__Your objective__
Look for "North" in each line of the entries, and return the matching lines.

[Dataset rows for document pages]
|---|

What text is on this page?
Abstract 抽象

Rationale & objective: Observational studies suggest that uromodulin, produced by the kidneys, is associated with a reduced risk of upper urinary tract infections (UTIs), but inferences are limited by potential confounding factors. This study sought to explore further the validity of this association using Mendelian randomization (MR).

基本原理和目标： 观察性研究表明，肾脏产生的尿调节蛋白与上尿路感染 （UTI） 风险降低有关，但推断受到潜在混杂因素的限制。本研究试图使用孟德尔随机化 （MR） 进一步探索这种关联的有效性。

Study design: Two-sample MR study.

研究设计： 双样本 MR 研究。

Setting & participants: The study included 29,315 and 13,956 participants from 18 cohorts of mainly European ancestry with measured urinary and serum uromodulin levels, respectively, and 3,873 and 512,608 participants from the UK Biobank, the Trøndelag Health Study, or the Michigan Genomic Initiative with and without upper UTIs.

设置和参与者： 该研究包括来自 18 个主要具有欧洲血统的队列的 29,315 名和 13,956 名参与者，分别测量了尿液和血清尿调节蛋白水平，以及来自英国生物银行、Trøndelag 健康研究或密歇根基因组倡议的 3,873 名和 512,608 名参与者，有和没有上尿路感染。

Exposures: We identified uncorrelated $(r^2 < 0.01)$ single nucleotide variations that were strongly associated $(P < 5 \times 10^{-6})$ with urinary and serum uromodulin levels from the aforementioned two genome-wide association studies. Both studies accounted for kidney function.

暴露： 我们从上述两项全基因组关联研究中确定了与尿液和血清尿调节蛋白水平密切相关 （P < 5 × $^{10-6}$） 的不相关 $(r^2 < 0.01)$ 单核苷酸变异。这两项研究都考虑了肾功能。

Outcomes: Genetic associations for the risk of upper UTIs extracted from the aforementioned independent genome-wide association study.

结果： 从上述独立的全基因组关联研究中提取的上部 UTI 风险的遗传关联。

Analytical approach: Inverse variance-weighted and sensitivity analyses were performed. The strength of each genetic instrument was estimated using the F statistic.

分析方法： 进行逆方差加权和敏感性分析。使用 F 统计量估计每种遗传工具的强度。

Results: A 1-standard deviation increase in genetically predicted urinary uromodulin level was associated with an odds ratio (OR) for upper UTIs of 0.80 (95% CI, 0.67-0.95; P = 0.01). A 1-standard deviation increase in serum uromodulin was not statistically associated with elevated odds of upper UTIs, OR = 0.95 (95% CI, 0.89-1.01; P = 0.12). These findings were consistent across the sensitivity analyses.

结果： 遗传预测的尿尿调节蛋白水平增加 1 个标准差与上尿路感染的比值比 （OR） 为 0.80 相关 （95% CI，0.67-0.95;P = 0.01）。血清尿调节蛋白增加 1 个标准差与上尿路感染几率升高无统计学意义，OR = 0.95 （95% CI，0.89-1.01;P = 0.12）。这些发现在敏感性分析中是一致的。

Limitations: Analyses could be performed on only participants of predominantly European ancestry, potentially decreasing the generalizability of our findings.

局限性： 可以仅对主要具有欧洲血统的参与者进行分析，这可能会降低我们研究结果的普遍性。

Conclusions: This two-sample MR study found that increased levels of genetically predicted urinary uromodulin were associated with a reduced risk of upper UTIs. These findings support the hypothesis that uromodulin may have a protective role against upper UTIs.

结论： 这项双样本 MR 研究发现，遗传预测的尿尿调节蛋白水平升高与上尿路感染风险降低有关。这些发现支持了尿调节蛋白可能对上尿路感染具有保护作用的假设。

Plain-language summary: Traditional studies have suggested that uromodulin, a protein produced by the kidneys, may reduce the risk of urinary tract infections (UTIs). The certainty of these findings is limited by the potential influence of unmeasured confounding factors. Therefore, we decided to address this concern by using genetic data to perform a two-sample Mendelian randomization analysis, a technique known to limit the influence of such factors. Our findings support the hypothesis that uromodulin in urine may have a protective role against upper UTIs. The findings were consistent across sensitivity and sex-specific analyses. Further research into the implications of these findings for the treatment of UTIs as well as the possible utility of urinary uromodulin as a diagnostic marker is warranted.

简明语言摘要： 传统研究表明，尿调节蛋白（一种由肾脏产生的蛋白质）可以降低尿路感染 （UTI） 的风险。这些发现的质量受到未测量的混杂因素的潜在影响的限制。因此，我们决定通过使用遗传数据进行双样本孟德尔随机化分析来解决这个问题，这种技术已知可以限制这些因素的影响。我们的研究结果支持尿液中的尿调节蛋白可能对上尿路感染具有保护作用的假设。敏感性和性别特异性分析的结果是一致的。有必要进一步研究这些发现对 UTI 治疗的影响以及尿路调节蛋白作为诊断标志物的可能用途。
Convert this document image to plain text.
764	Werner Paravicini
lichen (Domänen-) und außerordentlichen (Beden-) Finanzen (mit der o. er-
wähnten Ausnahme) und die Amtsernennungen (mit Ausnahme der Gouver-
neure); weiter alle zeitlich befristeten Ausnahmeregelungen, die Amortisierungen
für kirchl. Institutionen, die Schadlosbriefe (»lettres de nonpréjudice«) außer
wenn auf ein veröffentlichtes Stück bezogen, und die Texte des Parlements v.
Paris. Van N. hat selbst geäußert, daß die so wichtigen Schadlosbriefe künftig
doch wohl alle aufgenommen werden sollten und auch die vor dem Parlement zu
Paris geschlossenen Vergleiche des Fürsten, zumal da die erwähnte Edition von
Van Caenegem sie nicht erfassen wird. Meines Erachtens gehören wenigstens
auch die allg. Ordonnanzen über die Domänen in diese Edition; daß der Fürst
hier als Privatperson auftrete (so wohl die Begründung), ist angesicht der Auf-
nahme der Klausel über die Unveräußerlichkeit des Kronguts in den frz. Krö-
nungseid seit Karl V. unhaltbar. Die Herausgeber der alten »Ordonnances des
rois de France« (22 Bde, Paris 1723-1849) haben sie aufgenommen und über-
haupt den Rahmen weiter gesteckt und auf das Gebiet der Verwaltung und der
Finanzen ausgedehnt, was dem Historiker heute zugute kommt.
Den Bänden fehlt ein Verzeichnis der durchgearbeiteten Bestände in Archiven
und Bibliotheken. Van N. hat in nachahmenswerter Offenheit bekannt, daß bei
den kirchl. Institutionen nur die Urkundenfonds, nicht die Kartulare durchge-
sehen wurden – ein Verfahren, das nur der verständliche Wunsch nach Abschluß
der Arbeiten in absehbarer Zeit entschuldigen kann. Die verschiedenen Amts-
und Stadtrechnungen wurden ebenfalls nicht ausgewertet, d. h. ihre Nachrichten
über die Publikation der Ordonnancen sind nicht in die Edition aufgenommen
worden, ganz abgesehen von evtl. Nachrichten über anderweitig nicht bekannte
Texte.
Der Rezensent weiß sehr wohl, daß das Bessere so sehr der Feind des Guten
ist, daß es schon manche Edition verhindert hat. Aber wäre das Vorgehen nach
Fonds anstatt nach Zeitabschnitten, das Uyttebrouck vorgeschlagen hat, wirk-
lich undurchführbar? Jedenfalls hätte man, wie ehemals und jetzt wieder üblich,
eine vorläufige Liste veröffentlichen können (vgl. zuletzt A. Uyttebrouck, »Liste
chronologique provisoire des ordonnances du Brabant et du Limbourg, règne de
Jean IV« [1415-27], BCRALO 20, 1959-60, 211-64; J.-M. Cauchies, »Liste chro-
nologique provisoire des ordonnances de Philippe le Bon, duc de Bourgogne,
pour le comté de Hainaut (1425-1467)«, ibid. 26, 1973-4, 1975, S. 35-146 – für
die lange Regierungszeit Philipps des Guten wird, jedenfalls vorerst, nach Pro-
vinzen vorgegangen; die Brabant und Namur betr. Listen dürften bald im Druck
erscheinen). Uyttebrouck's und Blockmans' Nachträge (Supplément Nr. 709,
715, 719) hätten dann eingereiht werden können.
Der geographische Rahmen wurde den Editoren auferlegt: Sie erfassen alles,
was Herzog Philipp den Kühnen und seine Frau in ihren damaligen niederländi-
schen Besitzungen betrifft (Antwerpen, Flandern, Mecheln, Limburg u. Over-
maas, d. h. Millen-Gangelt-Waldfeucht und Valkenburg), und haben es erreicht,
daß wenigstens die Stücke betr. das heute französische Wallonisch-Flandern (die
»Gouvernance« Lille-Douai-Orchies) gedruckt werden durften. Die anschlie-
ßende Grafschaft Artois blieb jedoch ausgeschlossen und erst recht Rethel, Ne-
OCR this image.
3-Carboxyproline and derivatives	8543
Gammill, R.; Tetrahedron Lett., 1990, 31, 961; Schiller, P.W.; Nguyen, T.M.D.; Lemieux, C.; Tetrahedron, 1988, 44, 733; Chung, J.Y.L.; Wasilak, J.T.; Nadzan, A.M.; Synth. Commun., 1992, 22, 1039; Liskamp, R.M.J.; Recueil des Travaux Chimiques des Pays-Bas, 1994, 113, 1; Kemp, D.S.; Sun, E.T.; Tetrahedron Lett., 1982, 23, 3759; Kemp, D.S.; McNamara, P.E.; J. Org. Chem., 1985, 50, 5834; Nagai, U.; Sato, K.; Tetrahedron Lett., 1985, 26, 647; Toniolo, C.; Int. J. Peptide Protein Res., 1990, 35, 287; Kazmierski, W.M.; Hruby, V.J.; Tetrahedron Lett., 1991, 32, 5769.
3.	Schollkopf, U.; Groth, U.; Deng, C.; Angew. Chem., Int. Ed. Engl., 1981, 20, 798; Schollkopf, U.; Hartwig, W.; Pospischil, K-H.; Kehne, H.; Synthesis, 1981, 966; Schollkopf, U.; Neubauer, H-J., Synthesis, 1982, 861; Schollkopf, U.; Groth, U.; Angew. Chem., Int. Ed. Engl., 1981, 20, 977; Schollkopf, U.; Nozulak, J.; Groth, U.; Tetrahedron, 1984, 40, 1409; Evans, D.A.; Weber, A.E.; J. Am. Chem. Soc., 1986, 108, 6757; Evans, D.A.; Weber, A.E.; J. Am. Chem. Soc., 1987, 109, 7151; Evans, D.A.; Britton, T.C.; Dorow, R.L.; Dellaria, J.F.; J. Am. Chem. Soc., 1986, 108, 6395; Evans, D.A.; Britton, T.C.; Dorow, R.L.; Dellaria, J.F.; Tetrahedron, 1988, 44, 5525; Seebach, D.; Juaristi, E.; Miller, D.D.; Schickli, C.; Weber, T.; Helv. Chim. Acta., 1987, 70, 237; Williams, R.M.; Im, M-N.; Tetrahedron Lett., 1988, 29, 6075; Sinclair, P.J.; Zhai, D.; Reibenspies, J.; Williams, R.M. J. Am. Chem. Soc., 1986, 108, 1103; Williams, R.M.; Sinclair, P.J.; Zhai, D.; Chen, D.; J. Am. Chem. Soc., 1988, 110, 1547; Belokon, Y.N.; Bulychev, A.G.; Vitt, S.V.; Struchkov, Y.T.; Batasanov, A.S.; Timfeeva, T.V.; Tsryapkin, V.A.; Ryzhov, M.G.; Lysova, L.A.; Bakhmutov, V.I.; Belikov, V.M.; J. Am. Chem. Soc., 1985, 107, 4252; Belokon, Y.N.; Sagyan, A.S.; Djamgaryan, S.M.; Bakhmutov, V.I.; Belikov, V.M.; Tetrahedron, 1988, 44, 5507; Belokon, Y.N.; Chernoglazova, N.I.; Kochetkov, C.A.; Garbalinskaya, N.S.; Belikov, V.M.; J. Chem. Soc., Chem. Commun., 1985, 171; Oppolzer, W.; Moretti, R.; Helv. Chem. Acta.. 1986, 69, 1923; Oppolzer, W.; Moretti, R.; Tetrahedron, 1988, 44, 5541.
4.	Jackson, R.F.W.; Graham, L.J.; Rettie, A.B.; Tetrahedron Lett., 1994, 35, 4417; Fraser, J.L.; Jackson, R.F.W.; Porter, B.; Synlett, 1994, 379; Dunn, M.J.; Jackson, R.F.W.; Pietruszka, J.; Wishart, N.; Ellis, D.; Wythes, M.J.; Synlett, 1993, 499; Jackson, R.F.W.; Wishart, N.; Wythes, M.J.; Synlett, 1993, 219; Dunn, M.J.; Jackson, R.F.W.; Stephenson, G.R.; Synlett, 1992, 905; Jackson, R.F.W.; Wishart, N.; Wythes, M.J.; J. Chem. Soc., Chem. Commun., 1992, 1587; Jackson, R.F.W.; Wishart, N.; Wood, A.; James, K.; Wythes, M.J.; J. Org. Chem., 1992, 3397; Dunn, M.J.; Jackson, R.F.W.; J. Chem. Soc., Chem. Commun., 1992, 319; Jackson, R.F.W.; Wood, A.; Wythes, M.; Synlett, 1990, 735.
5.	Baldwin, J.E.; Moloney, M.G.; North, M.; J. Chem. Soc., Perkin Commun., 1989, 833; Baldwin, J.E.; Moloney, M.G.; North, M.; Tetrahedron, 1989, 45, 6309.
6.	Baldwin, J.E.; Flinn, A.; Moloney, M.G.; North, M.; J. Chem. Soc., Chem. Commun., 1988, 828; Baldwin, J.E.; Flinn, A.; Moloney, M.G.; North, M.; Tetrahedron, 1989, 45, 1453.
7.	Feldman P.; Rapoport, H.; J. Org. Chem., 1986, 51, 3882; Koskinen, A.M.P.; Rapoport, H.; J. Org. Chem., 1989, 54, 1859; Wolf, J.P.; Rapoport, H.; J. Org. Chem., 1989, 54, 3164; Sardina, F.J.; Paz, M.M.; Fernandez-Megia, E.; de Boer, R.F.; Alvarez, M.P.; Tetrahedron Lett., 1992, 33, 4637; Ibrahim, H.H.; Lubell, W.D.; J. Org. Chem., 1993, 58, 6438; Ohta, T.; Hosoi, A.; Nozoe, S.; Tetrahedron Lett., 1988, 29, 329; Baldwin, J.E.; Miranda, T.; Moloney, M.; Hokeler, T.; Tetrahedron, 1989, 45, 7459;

|---|

__Response to this task__
5.	Baldwin, J.E.; Moloney, M.G.; North, M.; J. Chem. Soc., Perkin Commun., 1989, 833; Baldwin, J.E.; Moloney, M.G.; North, M.; Tetrahedron, 1989, 45, 6309.
6.	Baldwin, J.E.; Flinn, A.; Moloney, M.G.; North, M.; J. Chem. Soc., Chem. Commun., 1988, 828; Baldwin, J.E.; Flinn, A.; Moloney, M.G.; North, M.; Tetrahedron, 1989, 45, 1453.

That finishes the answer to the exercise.